> AIM: Your task is to filter the data below down to the lines holding "pracy".

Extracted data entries
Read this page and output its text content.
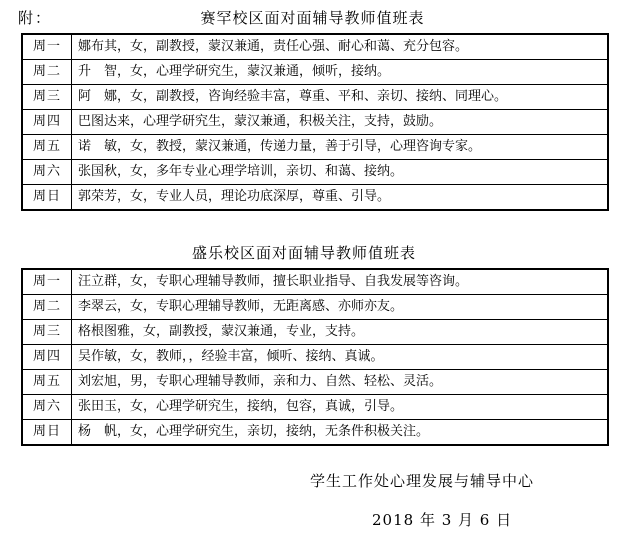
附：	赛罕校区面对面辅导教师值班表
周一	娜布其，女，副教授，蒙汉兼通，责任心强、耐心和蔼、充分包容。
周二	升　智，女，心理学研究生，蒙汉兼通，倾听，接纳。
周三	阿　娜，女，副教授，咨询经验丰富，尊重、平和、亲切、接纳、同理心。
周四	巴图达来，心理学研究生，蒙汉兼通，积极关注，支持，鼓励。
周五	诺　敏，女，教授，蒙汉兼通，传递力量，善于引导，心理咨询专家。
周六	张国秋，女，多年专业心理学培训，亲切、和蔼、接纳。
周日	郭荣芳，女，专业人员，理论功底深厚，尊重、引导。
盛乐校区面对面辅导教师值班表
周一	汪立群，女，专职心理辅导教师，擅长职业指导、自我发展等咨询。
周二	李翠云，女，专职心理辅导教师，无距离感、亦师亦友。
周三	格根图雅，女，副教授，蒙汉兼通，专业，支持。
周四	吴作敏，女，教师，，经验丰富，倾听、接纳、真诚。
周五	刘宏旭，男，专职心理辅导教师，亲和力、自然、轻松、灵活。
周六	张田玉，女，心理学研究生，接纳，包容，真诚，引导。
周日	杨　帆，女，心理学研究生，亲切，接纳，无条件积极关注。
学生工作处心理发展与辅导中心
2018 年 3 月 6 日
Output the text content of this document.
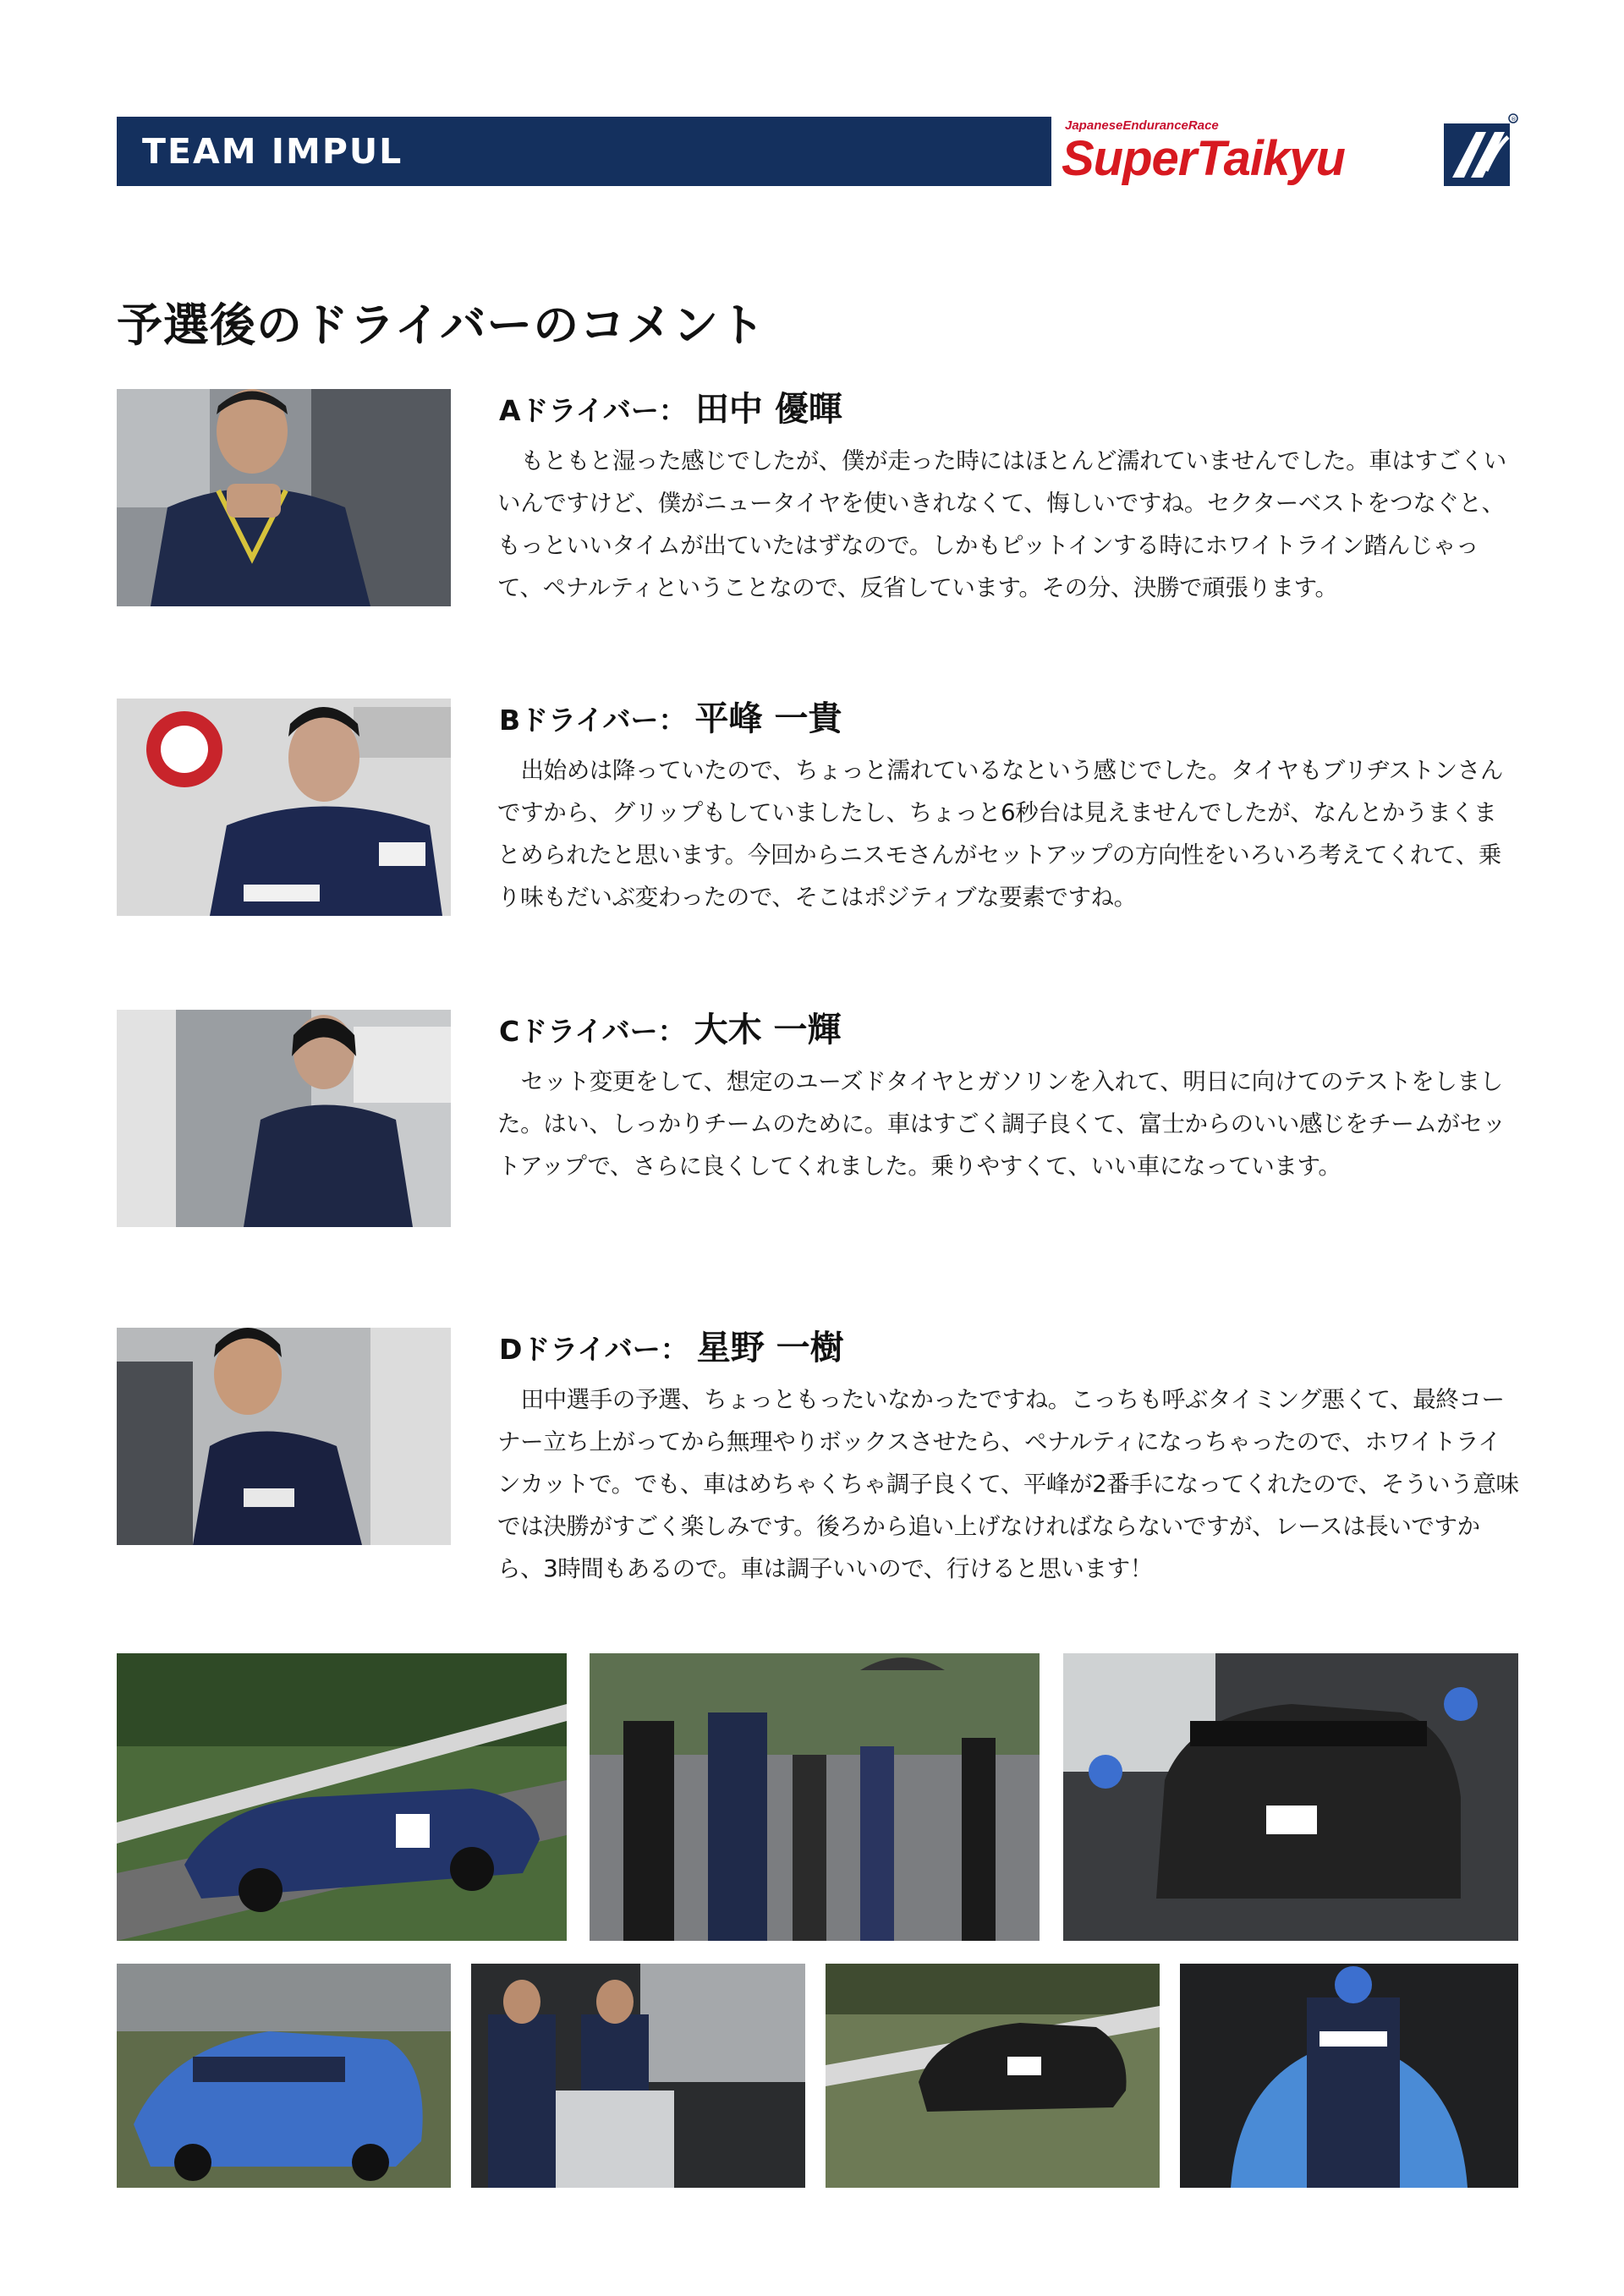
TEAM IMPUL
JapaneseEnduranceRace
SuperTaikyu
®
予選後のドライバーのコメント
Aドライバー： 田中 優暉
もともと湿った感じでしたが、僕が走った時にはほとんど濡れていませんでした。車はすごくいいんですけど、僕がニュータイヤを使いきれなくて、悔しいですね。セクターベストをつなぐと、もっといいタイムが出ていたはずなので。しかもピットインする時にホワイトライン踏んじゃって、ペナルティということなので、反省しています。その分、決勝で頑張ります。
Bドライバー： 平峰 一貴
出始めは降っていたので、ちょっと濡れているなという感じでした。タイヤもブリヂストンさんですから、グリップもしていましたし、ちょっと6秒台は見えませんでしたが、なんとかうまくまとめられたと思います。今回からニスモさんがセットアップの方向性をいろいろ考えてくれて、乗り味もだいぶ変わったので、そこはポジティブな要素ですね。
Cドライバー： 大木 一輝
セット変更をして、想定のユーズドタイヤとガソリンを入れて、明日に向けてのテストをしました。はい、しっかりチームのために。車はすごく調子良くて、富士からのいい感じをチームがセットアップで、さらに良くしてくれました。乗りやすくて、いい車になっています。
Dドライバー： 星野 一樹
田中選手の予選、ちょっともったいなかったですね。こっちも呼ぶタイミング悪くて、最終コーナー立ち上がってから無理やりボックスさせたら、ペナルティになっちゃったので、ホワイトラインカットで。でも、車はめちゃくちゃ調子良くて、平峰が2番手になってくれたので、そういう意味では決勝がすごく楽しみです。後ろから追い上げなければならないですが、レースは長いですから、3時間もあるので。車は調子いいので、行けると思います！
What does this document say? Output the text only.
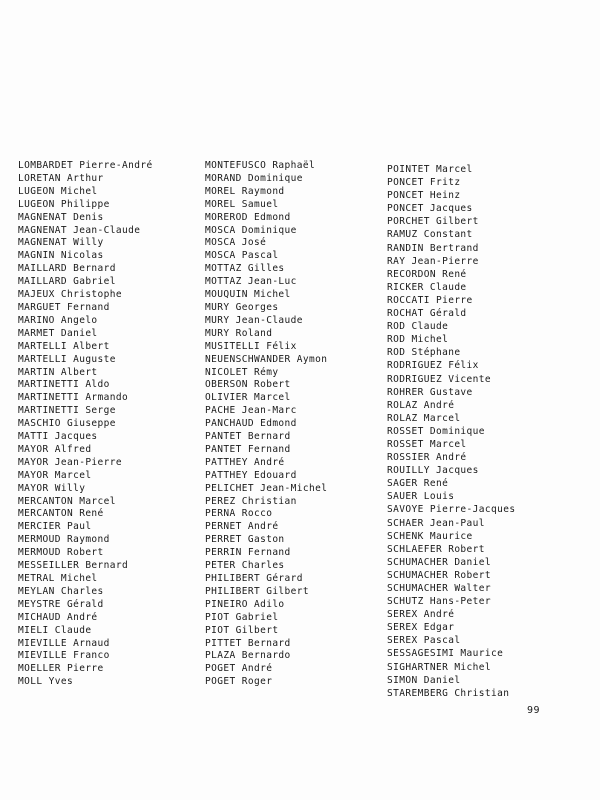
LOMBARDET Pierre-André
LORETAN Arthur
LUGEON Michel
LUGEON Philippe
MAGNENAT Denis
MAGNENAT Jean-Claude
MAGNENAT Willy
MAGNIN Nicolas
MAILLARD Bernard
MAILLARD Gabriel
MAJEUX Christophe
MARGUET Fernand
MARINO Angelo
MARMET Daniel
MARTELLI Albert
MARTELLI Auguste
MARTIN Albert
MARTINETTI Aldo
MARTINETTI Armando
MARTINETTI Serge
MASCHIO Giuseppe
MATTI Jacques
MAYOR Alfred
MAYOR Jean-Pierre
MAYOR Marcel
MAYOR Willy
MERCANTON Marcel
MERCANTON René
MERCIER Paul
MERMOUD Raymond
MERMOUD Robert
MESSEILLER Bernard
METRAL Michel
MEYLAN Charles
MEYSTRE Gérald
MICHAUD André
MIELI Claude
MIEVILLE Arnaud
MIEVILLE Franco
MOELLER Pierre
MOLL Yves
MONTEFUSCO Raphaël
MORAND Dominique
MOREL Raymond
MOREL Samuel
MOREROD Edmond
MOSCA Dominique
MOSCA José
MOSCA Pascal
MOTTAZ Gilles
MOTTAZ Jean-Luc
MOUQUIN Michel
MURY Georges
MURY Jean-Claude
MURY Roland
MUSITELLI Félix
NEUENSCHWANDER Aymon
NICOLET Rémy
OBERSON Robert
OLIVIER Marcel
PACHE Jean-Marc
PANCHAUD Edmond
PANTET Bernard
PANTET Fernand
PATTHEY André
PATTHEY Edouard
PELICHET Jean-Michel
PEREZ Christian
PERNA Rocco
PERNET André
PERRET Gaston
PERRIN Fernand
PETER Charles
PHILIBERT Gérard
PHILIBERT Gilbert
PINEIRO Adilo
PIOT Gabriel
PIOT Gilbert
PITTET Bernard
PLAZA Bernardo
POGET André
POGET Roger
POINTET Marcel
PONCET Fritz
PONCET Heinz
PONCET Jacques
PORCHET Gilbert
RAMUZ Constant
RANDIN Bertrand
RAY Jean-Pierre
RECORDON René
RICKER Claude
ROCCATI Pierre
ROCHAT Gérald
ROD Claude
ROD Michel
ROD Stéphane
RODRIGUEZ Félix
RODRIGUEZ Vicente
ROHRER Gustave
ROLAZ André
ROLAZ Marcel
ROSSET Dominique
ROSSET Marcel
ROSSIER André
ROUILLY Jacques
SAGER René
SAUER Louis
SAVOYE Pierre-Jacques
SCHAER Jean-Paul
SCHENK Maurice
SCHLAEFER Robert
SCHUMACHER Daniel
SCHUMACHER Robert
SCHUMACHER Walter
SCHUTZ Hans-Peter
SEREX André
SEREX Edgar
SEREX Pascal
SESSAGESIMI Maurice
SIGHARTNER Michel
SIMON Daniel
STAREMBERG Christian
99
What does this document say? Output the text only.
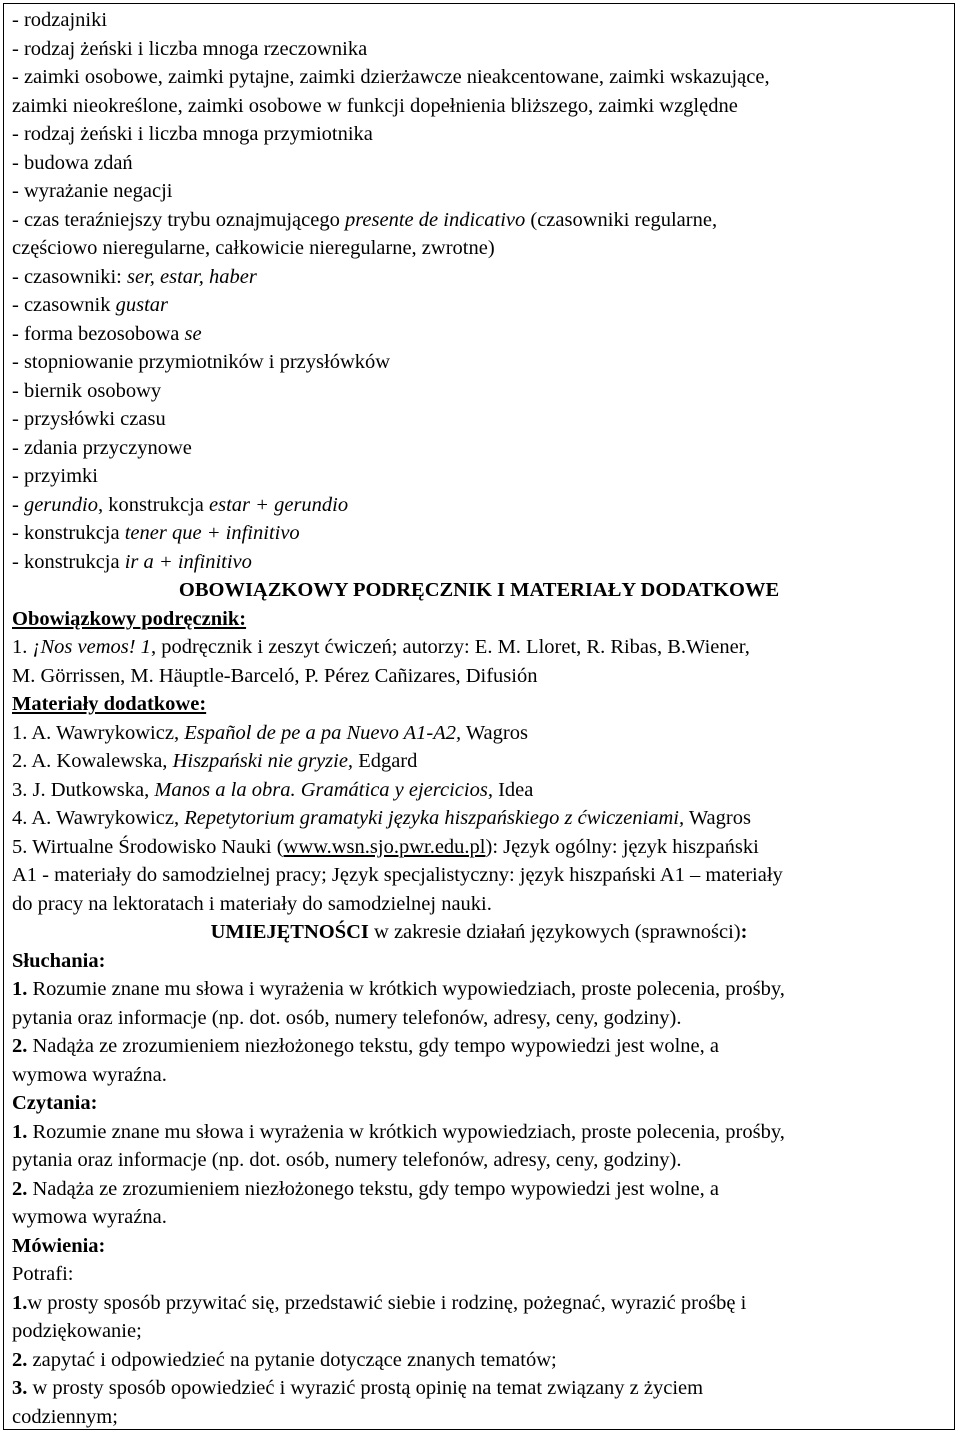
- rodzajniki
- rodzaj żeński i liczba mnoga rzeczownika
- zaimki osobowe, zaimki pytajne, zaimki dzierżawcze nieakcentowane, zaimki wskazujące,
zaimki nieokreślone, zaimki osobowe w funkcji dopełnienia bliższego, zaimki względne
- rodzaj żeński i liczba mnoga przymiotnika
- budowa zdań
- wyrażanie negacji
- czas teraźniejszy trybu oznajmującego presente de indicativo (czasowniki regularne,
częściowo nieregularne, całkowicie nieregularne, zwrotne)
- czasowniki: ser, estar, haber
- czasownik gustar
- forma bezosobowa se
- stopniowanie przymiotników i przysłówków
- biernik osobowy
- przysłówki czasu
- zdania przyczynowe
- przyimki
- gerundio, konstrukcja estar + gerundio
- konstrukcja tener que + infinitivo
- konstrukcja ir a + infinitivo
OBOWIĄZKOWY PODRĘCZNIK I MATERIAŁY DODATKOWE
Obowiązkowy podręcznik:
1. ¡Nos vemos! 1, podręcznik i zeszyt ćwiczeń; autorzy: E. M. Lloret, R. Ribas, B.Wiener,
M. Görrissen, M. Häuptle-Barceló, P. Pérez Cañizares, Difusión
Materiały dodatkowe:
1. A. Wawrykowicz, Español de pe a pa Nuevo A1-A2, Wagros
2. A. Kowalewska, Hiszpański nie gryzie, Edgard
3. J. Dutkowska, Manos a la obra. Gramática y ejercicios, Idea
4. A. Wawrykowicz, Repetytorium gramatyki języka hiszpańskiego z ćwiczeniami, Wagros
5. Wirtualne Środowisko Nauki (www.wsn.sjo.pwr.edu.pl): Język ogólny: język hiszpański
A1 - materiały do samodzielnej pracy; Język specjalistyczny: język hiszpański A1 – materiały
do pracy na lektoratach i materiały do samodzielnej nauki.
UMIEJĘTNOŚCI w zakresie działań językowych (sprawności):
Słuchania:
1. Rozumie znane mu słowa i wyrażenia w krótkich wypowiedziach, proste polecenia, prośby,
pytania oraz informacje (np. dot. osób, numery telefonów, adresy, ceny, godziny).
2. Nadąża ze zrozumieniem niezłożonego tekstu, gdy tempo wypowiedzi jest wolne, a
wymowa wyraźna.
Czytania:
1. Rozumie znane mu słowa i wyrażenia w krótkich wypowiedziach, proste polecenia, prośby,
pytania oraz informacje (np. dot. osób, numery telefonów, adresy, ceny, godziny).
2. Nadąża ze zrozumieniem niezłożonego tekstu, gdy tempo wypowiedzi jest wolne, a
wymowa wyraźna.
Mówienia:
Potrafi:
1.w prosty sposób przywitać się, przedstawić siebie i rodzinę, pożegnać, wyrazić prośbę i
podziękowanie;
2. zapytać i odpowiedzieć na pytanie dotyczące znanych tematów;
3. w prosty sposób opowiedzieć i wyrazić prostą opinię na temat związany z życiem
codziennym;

> OUTPUT:
A1 - materiały do samodzielnej pracy; Język specjalistyczny: język hiszpański A1 – materiały
do pracy na lektoratach i materiały do samodzielnej nauki.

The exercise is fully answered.